Copy every line of the data that includes the string "desktop".

Records:

--------------------

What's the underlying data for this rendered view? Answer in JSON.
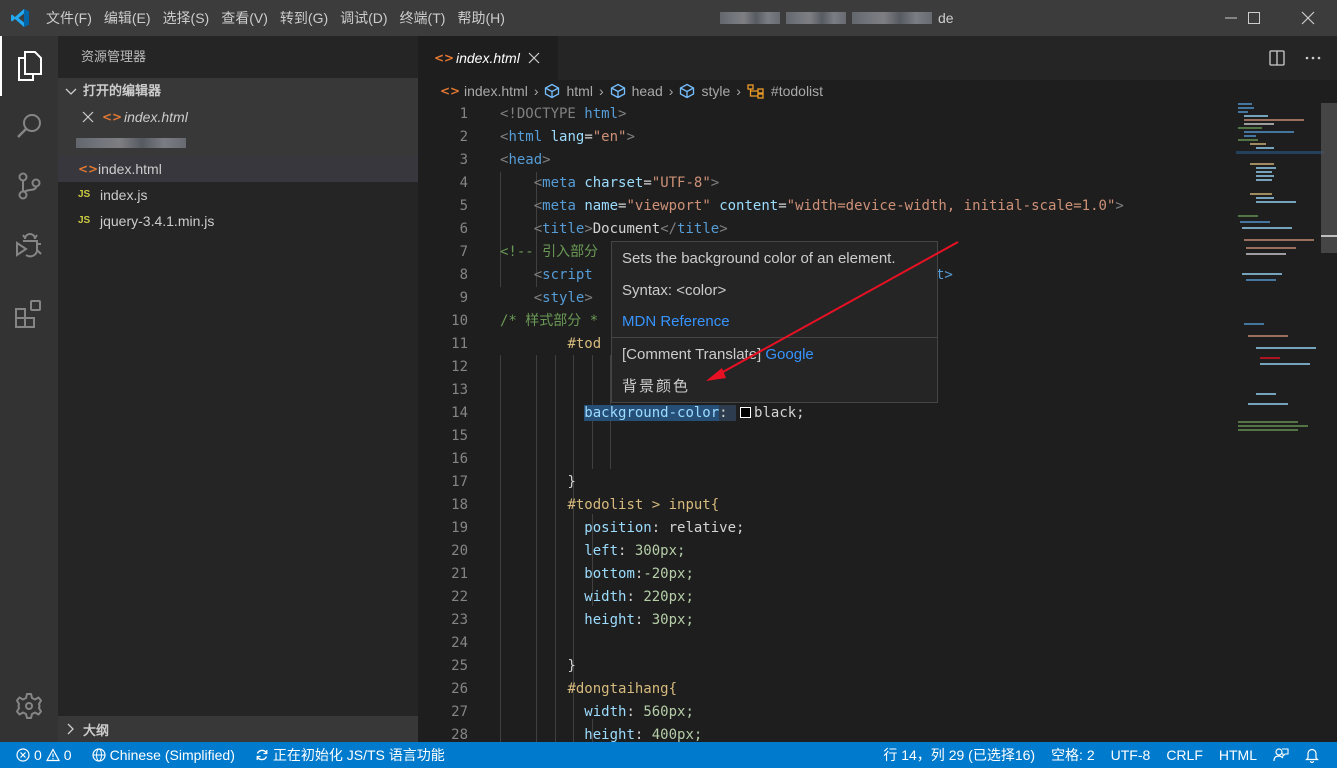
{
  "titlebar": {
    "menu": [
      "文件(F)",
      "编辑(E)",
      "选择(S)",
      "查看(V)",
      "转到(G)",
      "调试(D)",
      "终端(T)",
      "帮助(H)"
    ],
    "window_title_suffix": "de"
  },
  "activitybar": {
    "items": [
      "explorer",
      "search",
      "source-control",
      "debug",
      "extensions"
    ],
    "bottom": "manage"
  },
  "sidebar": {
    "title": "资源管理器",
    "open_editors_label": "打开的编辑器",
    "open_editors": [
      {
        "name": "index.html",
        "type": "html"
      }
    ],
    "files": [
      {
        "name": "index.html",
        "type": "html",
        "icon": "<>"
      },
      {
        "name": "index.js",
        "type": "js",
        "icon": "JS"
      },
      {
        "name": "jquery-3.4.1.min.js",
        "type": "js",
        "icon": "JS"
      }
    ],
    "outline_label": "大纲"
  },
  "editor": {
    "tab": {
      "label": "index.html"
    },
    "breadcrumb": [
      "index.html",
      "html",
      "head",
      "style",
      "#todolist"
    ],
    "lines": [
      {
        "n": "1"
      },
      {
        "n": "2"
      },
      {
        "n": "3"
      },
      {
        "n": "4"
      },
      {
        "n": "5"
      },
      {
        "n": "6"
      },
      {
        "n": "7"
      },
      {
        "n": "8"
      },
      {
        "n": "9"
      },
      {
        "n": "10"
      },
      {
        "n": "11"
      },
      {
        "n": "12"
      },
      {
        "n": "13"
      },
      {
        "n": "14"
      },
      {
        "n": "15"
      },
      {
        "n": "16"
      },
      {
        "n": "17"
      },
      {
        "n": "18"
      },
      {
        "n": "19"
      },
      {
        "n": "20"
      },
      {
        "n": "21"
      },
      {
        "n": "22"
      },
      {
        "n": "23"
      },
      {
        "n": "24"
      },
      {
        "n": "25"
      },
      {
        "n": "26"
      },
      {
        "n": "27"
      },
      {
        "n": "28"
      }
    ],
    "code": {
      "l1_doctype": "<!DOCTYPE",
      "l1_html": "html",
      "l2_tag": "html",
      "l2_attr": "lang",
      "l2_val": "\"en\"",
      "l3_tag": "head",
      "l4_tag": "meta",
      "l4_attr": "charset",
      "l4_val": "\"UTF-8\"",
      "l5_tag": "meta",
      "l5_attr1": "name",
      "l5_val1": "\"viewport\"",
      "l5_attr2": "content",
      "l5_val2": "\"width=device-width, initial-scale=1.0\"",
      "l6_tag": "title",
      "l6_text": "Document",
      "l7_comment": "<!-- 引入部分",
      "l8_tag": "script",
      "l8_tail": "t>",
      "l9_tag": "style",
      "l10_comment": "/* 样式部分 *",
      "l11_sel": "#tod",
      "l14_prop": "background-color",
      "l14_val": "black;",
      "l17_text": "}",
      "l18_sel": "#todolist > input{",
      "l19_prop": "position",
      "l19_val": "relative;",
      "l20_prop": "left",
      "l20_val": "300px;",
      "l21_prop": "bottom",
      "l21_val": "-20px;",
      "l22_prop": "width",
      "l22_val": "220px;",
      "l23_prop": "height",
      "l23_val": "30px;",
      "l25_text": "}",
      "l26_sel": "#dongtaihang{",
      "l27_prop": "width",
      "l27_val": "560px;",
      "l28_prop": "height",
      "l28_val": "400px;"
    },
    "hover": {
      "description": "Sets the background color of an element.",
      "syntax": "Syntax: <color>",
      "mdn_link": "MDN Reference",
      "translate_prefix": "[Comment Translate]",
      "translate_link": "Google",
      "translation": "背景颜色"
    }
  },
  "statusbar": {
    "errors": "0",
    "warnings": "0",
    "language_pack": "Chinese (Simplified)",
    "initializing": "正在初始化 JS/TS 语言功能",
    "cursor": "行 14，列 29 (已选择16)",
    "spaces": "空格: 2",
    "encoding": "UTF-8",
    "eol": "CRLF",
    "language": "HTML"
  },
  "colors": {
    "accent": "#007acc",
    "annotation_arrow": "#e81123"
  }
}
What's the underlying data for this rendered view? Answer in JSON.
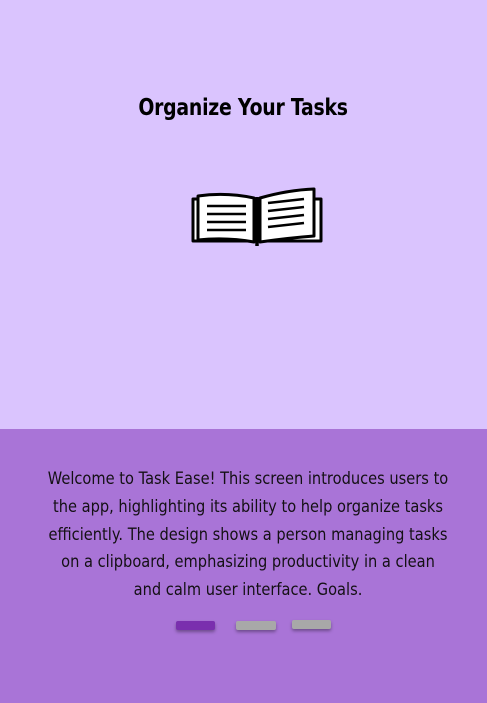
{
  "onboarding": {
    "title": "Organize Your Tasks",
    "illustration_icon": "open-book-icon",
    "description": "Welcome to Task Ease! This screen introduces users to the app, highlighting its ability to help organize tasks efficiently. The design shows a person managing tasks on a clipboard, emphasizing productivity in a clean and calm user interface. Goals.",
    "pager": {
      "total_pages": 3,
      "active_page": 1
    }
  },
  "colors": {
    "top_background": "#dac4fe",
    "bottom_background": "#a974d7",
    "active_indicator": "#7a2fae",
    "inactive_indicator": "#a8a8a8",
    "title_text": "#000000",
    "body_text": "#141014"
  }
}
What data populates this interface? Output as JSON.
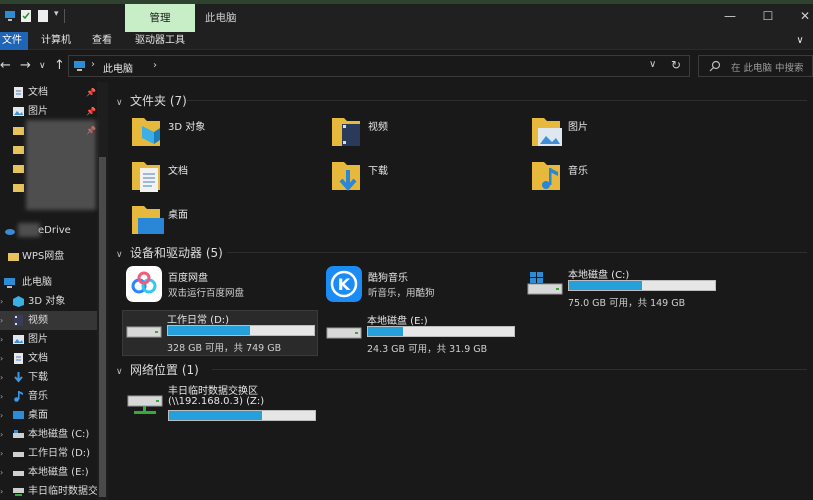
{
  "titlebar": {
    "manage_tab": "管理",
    "window_title": "此电脑",
    "minimize": "—",
    "maximize": "☐",
    "close": "✕"
  },
  "ribbon": {
    "tabs": [
      "文件",
      "计算机",
      "查看",
      "驱动器工具"
    ],
    "chevron": "∨"
  },
  "nav": {
    "back": "←",
    "forward": "→",
    "recent": "∨",
    "up": "↑",
    "breadcrumb_sep": "›",
    "location": "此电脑",
    "refresh": "↻",
    "dropdown": "∨",
    "search_placeholder": "在 此电脑 中搜索"
  },
  "sidebar": {
    "items": [
      {
        "label": "文档",
        "icon": "documents-icon",
        "pinned": true
      },
      {
        "label": "图片",
        "icon": "pictures-icon",
        "pinned": true
      },
      {
        "label": "",
        "icon": "folder-icon",
        "pinned": true
      },
      {
        "label": "",
        "icon": "folder-icon",
        "pinned": false
      },
      {
        "label": "",
        "icon": "folder-icon",
        "pinned": false
      },
      {
        "label": "",
        "icon": "folder-icon",
        "pinned": false
      },
      {
        "label": "eDrive",
        "icon": "onedrive-icon",
        "pinned": false
      },
      {
        "label": "WPS网盘",
        "icon": "folder-icon",
        "pinned": false
      },
      {
        "label": "此电脑",
        "icon": "computer-icon",
        "pinned": false
      },
      {
        "label": "3D 对象",
        "icon": "3d-objects-icon",
        "pinned": false
      },
      {
        "label": "视频",
        "icon": "videos-icon",
        "pinned": false
      },
      {
        "label": "图片",
        "icon": "pictures-icon",
        "pinned": false
      },
      {
        "label": "文档",
        "icon": "documents-icon",
        "pinned": false
      },
      {
        "label": "下载",
        "icon": "downloads-icon",
        "pinned": false
      },
      {
        "label": "音乐",
        "icon": "music-icon",
        "pinned": false
      },
      {
        "label": "桌面",
        "icon": "desktop-icon",
        "pinned": false
      },
      {
        "label": "本地磁盘 (C:)",
        "icon": "drive-icon",
        "pinned": false
      },
      {
        "label": "工作日常 (D:)",
        "icon": "drive-icon",
        "pinned": false
      },
      {
        "label": "本地磁盘 (E:)",
        "icon": "drive-icon",
        "pinned": false
      },
      {
        "label": "丰日临时数据交",
        "icon": "network-drive-icon",
        "pinned": false
      }
    ]
  },
  "folders": {
    "header": "文件夹 (7)",
    "items": [
      {
        "name": "3D 对象",
        "icon": "3d-objects-folder-icon"
      },
      {
        "name": "视频",
        "icon": "videos-folder-icon"
      },
      {
        "name": "图片",
        "icon": "pictures-folder-icon"
      },
      {
        "name": "文档",
        "icon": "documents-folder-icon"
      },
      {
        "name": "下载",
        "icon": "downloads-folder-icon"
      },
      {
        "name": "音乐",
        "icon": "music-folder-icon"
      },
      {
        "name": "桌面",
        "icon": "desktop-folder-icon"
      }
    ]
  },
  "devices": {
    "header": "设备和驱动器 (5)",
    "apps": [
      {
        "name": "百度网盘",
        "desc": "双击运行百度网盘",
        "icon": "baidu-netdisk-icon"
      },
      {
        "name": "酷狗音乐",
        "desc": "听音乐，用酷狗",
        "icon": "kugou-music-icon",
        "letter": "K"
      }
    ],
    "drives": [
      {
        "name": "本地磁盘 (C:)",
        "info": "75.0 GB 可用，共 149 GB",
        "used_fraction": 0.5
      },
      {
        "name": "工作日常 (D:)",
        "info": "328 GB 可用，共 749 GB",
        "used_fraction": 0.56
      },
      {
        "name": "本地磁盘 (E:)",
        "info": "24.3 GB 可用，共 31.9 GB",
        "used_fraction": 0.24
      }
    ]
  },
  "network": {
    "header": "网络位置 (1)",
    "items": [
      {
        "name": "丰日临时数据交换区",
        "path": "(\\\\192.168.0.3) (Z:)",
        "used_fraction": 0.64
      }
    ]
  },
  "colors": {
    "accent": "#1f64b5",
    "bar_fill": "#26a0da",
    "manage_tab": "#c8eec8",
    "background": "#191919"
  }
}
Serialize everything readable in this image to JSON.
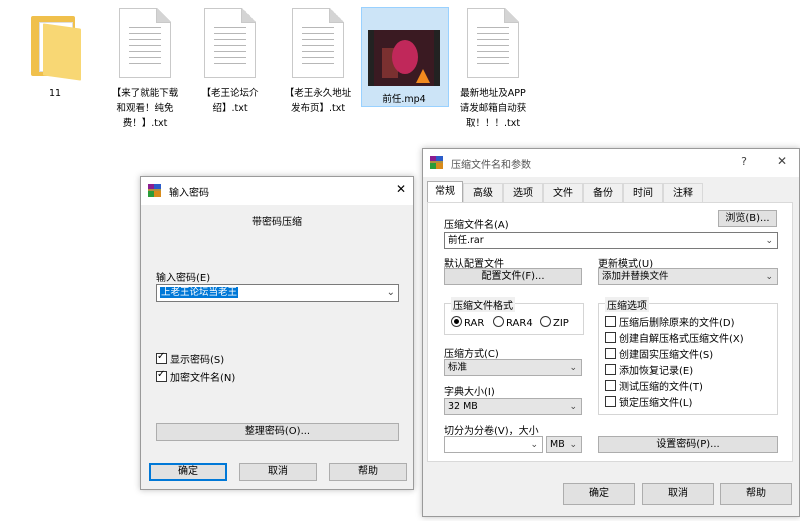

--------------------

Output for this task:
        "icon": "desktop-icon",
        "icon": "desktop-folder-icon"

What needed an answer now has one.